[Data listing]
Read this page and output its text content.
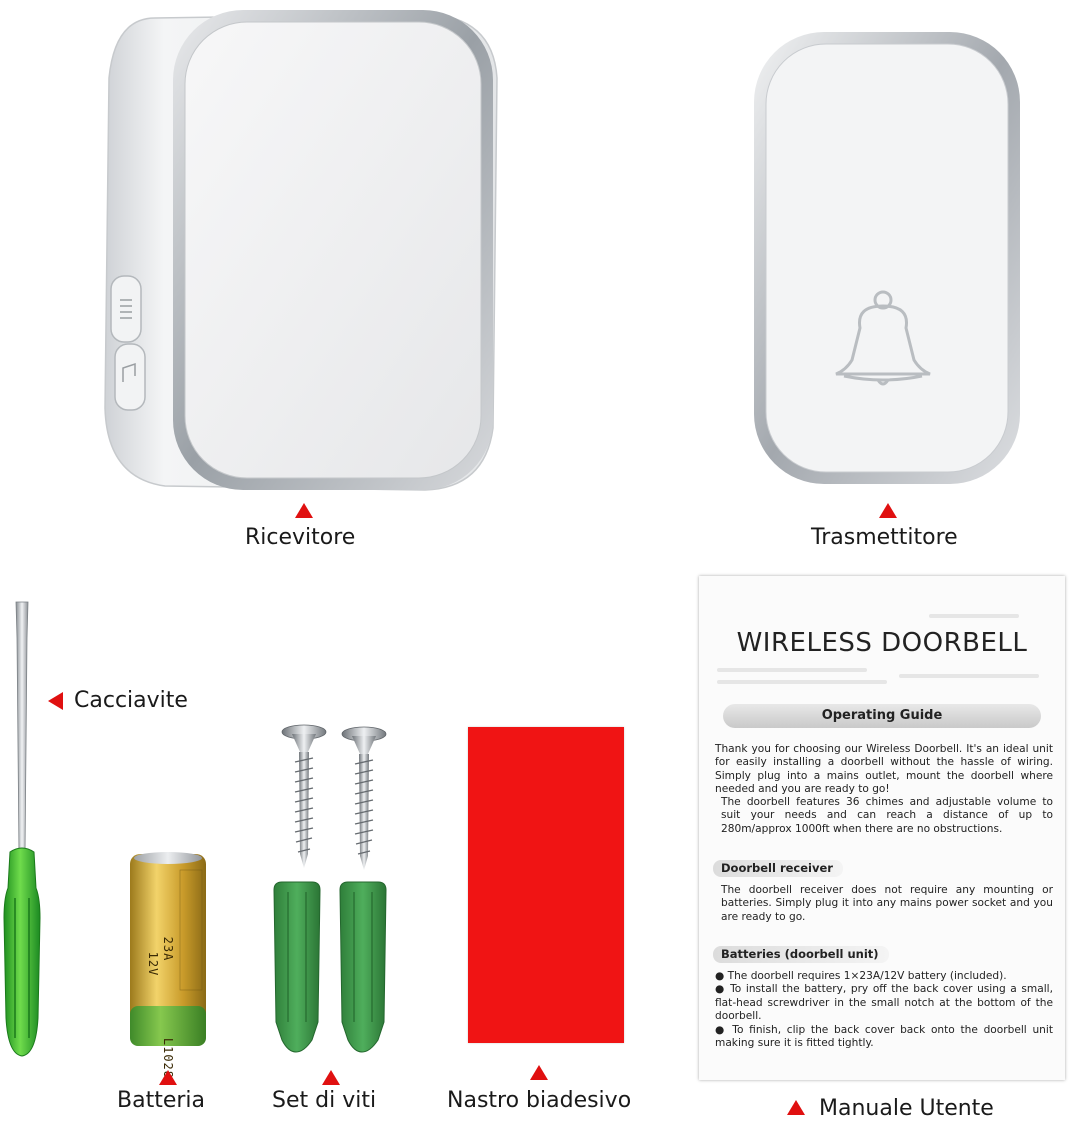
Ricevitore	Trasmettitore
Cacciavite
23A
12V
L1028
Batteria	Set di viti	Nastro biadesivo
WIRELESS DOORBELL
Operating Guide
Thank you for choosing our Wireless Doorbell. It's an ideal unit for easily installing a doorbell without the hassle of wiring. Simply plug into a mains outlet, mount the doorbell where needed and you are ready to go!
The doorbell features 36 chimes and adjustable volume to suit your needs and can reach a distance of up to 280m/approx 1000ft when there are no obstructions.
Doorbell receiver
The doorbell receiver does not require any mounting or batteries. Simply plug it into any mains power socket and you are ready to go.
Batteries (doorbell unit)
● The doorbell requires 1×23A/12V battery (included).
● To install the battery, pry off the back cover using a small, flat-head screwdriver in the small notch at the bottom of the doorbell.
● To finish, clip the back cover back onto the doorbell unit making sure it is fitted tightly.
Manuale Utente
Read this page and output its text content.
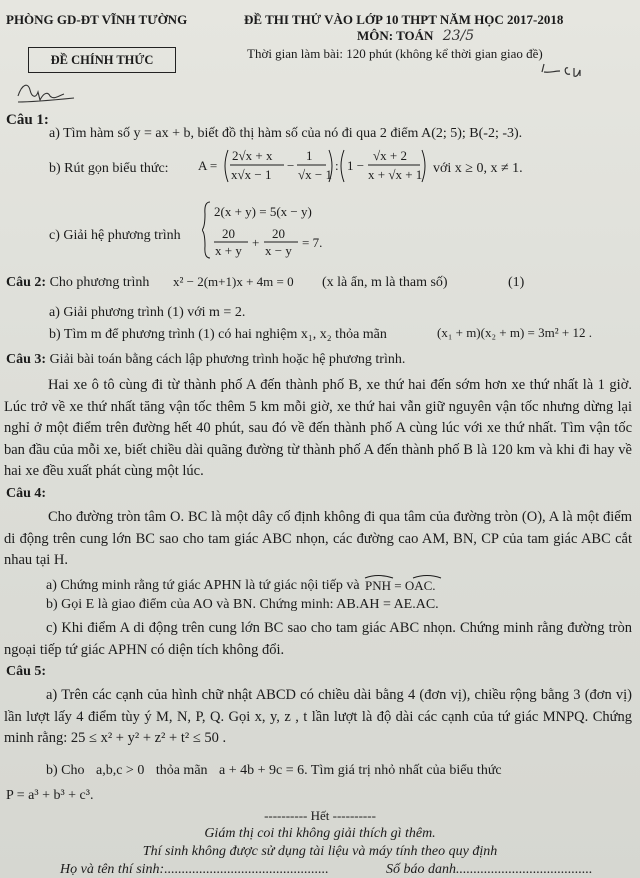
PHÒNG GD-ĐT VĨNH TƯỜNG	ĐỀ THI THỬ VÀO LỚP 10 THPT NĂM HỌC 2017-2018
MÔN: TOÁN 23/5
ĐỀ CHÍNH THỨC	Thời gian làm bài: 120 phút (không kể thời gian giao đề)
Câu 1:
a) Tìm hàm số y = ax + b, biết đồ thị hàm số của nó đi qua 2 điểm A(2; 5); B(-2; -3).
b) Rút gọn biểu thức: A =
2√x + x
x√x − 1
−
1
√x − 1
: 1 −
√x + 2
x + √x + 1 với x ≥ 0, x ≠ 1.
c) Giải hệ phương trình
2(x + y) = 5(x − y)
20
x + y
+
20
x − y
= 7.
Câu 2: Cho phương trình x² − 2(m+1)x + 4m = 0 (x là ẩn, m là tham số)	(1)
a) Giải phương trình (1) với m = 2.
b) Tìm m để phương trình (1) có hai nghiệm x₁, x₂ thỏa mãn	(x₁ + m)(x₂ + m) = 3m² + 12 .
Câu 3: Giải bài toán bằng cách lập phương trình hoặc hệ phương trình.
Hai xe ô tô cùng đi từ thành phố A đến thành phố B, xe thứ hai đến sớm hơn xe thứ nhất là 1 giờ. Lúc trở về xe thứ nhất tăng vận tốc thêm 5 km mỗi giờ, xe thứ hai vẫn giữ nguyên vận tốc nhưng dừng lại nghỉ ở một điểm trên đường hết 40 phút, sau đó về đến thành phố A cùng lúc với xe thứ nhất. Tìm vận tốc ban đầu của mỗi xe, biết chiều dài quãng đường từ thành phố A đến thành phố B là 120 km và khi đi hay về hai xe đều xuất phát cùng một lúc.
Câu 4:
Cho đường tròn tâm O. BC là một dây cố định không đi qua tâm của đường tròn (O), A là một điểm di động trên cung lớn BC sao cho tam giác ABC nhọn, các đường cao AM, BN, CP của tam giác ABC cắt nhau tại H.
a) Chứng minh rằng tứ giác APHN là tứ giác nội tiếp và PNH = OAC.
b) Gọi E là giao điểm của AO và BN. Chứng minh: AB.AH = AE.AC.
c) Khi điểm A di động trên cung lớn BC sao cho tam giác ABC nhọn. Chứng minh rằng đường tròn ngoại tiếp tứ giác APHN có diện tích không đổi.
Câu 5:
a) Trên các cạnh của hình chữ nhật ABCD có chiều dài bằng 4 (đơn vị), chiều rộng bằng 3 (đơn vị) lần lượt lấy 4 điểm tùy ý M, N, P, Q. Gọi x, y, z , t lần lượt là độ dài các cạnh của tứ giác MNPQ. Chứng minh rằng: 25 ≤ x² + y² + z² + t² ≤ 50 .
b) Cho a,b,c > 0 thỏa mãn a + 4b + 9c = 6. Tìm giá trị nhỏ nhất của biểu thức
P = a³ + b³ + c³.
---------- Hết ----------
Giám thị coi thi không giải thích gì thêm.
Thí sinh không được sử dụng tài liệu và máy tính theo quy định
Họ và tên thí sinh:...............................................	Số báo danh.......................................
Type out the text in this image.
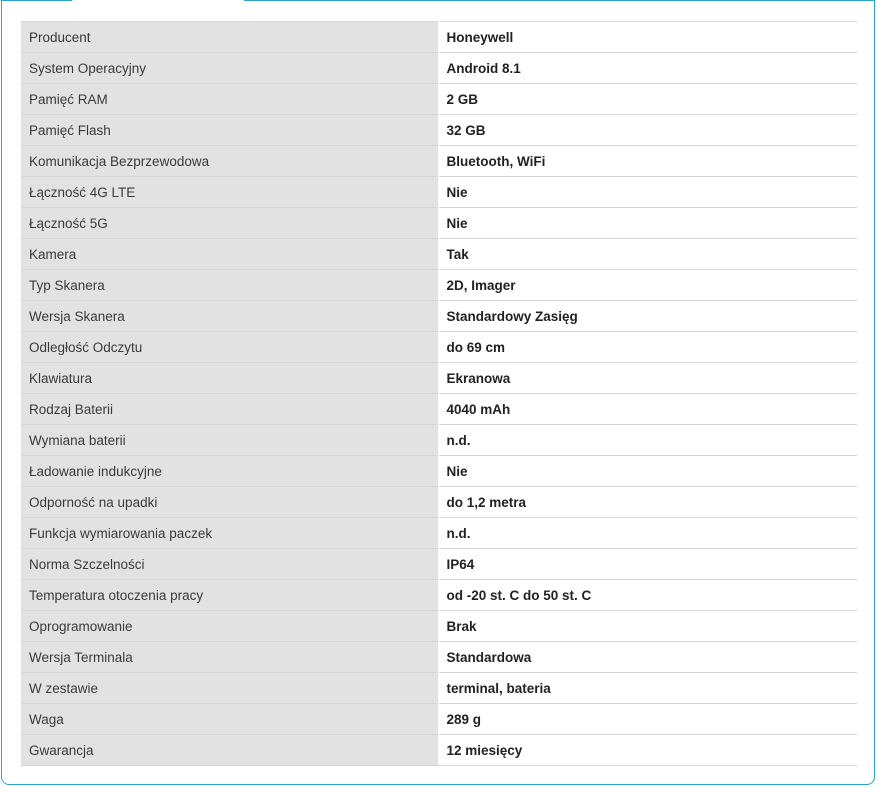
Producent	Honeywell
System Operacyjny	Android 8.1
Pamięć RAM	2 GB
Pamięć Flash	32 GB
Komunikacja Bezprzewodowa	Bluetooth, WiFi
Łączność 4G LTE	Nie
Łączność 5G	Nie
Kamera	Tak
Typ Skanera	2D, Imager
Wersja Skanera	Standardowy Zasięg
Odległość Odczytu	do 69 cm
Klawiatura	Ekranowa
Rodzaj Baterii	4040 mAh
Wymiana baterii	n.d.
Ładowanie indukcyjne	Nie
Odporność na upadki	do 1,2 metra
Funkcja wymiarowania paczek	n.d.
Norma Szczelności	IP64
Temperatura otoczenia pracy	od -20 st. C do 50 st. C
Oprogramowanie	Brak
Wersja Terminala	Standardowa
W zestawie	terminal, bateria
Waga	289 g
Gwarancja	12 miesięcy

*What to produce*.
Write out all the entries word for word, but skip any images.

*Answer to the exercise*.
Read this page and output its text content.
Ricevitore	Trasmettitore
Cacciavite
23A
12V
L1028
Batteria	Set di viti	Nastro biadesivo
WIRELESS DOORBELL
Operating Guide
Thank you for choosing our Wireless Doorbell. It's an ideal unit for easily installing a doorbell without the hassle of wiring. Simply plug into a mains outlet, mount the doorbell where needed and you are ready to go!
The doorbell features 36 chimes and adjustable volume to suit your needs and can reach a distance of up to 280m/approx 1000ft when there are no obstructions.
Doorbell receiver
The doorbell receiver does not require any mounting or batteries. Simply plug it into any mains power socket and you are ready to go.
Batteries (doorbell unit)
● The doorbell requires 1×23A/12V battery (included).
● To install the battery, pry off the back cover using a small, flat-head screwdriver in the small notch at the bottom of the doorbell.
● To finish, clip the back cover back onto the doorbell unit making sure it is fitted tightly.
Manuale Utente
Read this page and output its text content.
PHÒNG GD-ĐT VĨNH TƯỜNG	ĐỀ THI THỬ VÀO LỚP 10 THPT NĂM HỌC 2017-2018
MÔN: TOÁN 23/5
ĐỀ CHÍNH THỨC	Thời gian làm bài: 120 phút (không kể thời gian giao đề)
Câu 1:
a) Tìm hàm số y = ax + b, biết đồ thị hàm số của nó đi qua 2 điểm A(2; 5); B(-2; -3).
b) Rút gọn biểu thức: A =
2√x + x
x√x − 1
−
1
√x − 1
: 1 −
√x + 2
x + √x + 1 với x ≥ 0, x ≠ 1.
c) Giải hệ phương trình
2(x + y) = 5(x − y)
20
x + y
+
20
x − y
= 7.
Câu 2: Cho phương trình x² − 2(m+1)x + 4m = 0 (x là ẩn, m là tham số)	(1)
a) Giải phương trình (1) với m = 2.
b) Tìm m để phương trình (1) có hai nghiệm x₁, x₂ thỏa mãn	(x₁ + m)(x₂ + m) = 3m² + 12 .
Câu 3: Giải bài toán bằng cách lập phương trình hoặc hệ phương trình.
Hai xe ô tô cùng đi từ thành phố A đến thành phố B, xe thứ hai đến sớm hơn xe thứ nhất là 1 giờ. Lúc trở về xe thứ nhất tăng vận tốc thêm 5 km mỗi giờ, xe thứ hai vẫn giữ nguyên vận tốc nhưng dừng lại nghỉ ở một điểm trên đường hết 40 phút, sau đó về đến thành phố A cùng lúc với xe thứ nhất. Tìm vận tốc ban đầu của mỗi xe, biết chiều dài quãng đường từ thành phố A đến thành phố B là 120 km và khi đi hay về hai xe đều xuất phát cùng một lúc.
Câu 4:
Cho đường tròn tâm O. BC là một dây cố định không đi qua tâm của đường tròn (O), A là một điểm di động trên cung lớn BC sao cho tam giác ABC nhọn, các đường cao AM, BN, CP của tam giác ABC cắt nhau tại H.
a) Chứng minh rằng tứ giác APHN là tứ giác nội tiếp và PNH = OAC.
b) Gọi E là giao điểm của AO và BN. Chứng minh: AB.AH = AE.AC.
c) Khi điểm A di động trên cung lớn BC sao cho tam giác ABC nhọn. Chứng minh rằng đường tròn ngoại tiếp tứ giác APHN có diện tích không đổi.
Câu 5:
a) Trên các cạnh của hình chữ nhật ABCD có chiều dài bằng 4 (đơn vị), chiều rộng bằng 3 (đơn vị) lần lượt lấy 4 điểm tùy ý M, N, P, Q. Gọi x, y, z , t lần lượt là độ dài các cạnh của tứ giác MNPQ. Chứng minh rằng: 25 ≤ x² + y² + z² + t² ≤ 50 .
b) Cho a,b,c > 0 thỏa mãn a + 4b + 9c = 6. Tìm giá trị nhỏ nhất của biểu thức
P = a³ + b³ + c³.
---------- Hết ----------
Giám thị coi thi không giải thích gì thêm.
Thí sinh không được sử dụng tài liệu và máy tính theo quy định
Họ và tên thí sinh:...............................................	Số báo danh.......................................
Type out the text in this image.
Producent	Honeywell
System Operacyjny	Android 8.1
Pamięć RAM	2 GB
Pamięć Flash	32 GB
Komunikacja Bezprzewodowa	Bluetooth, WiFi
Łączność 4G LTE	Nie
Łączność 5G	Nie
Kamera	Tak
Typ Skanera	2D, Imager
Wersja Skanera	Standardowy Zasięg
Odległość Odczytu	do 69 cm
Klawiatura	Ekranowa
Rodzaj Baterii	4040 mAh
Wymiana baterii	n.d.
Ładowanie indukcyjne	Nie
Odporność na upadki	do 1,2 metra
Funkcja wymiarowania paczek	n.d.
Norma Szczelności	IP64
Temperatura otoczenia pracy	od -20 st. C do 50 st. C
Oprogramowanie	Brak
Wersja Terminala	Standardowa
W zestawie	terminal, bateria
Waga	289 g
Gwarancja	12 miesięcy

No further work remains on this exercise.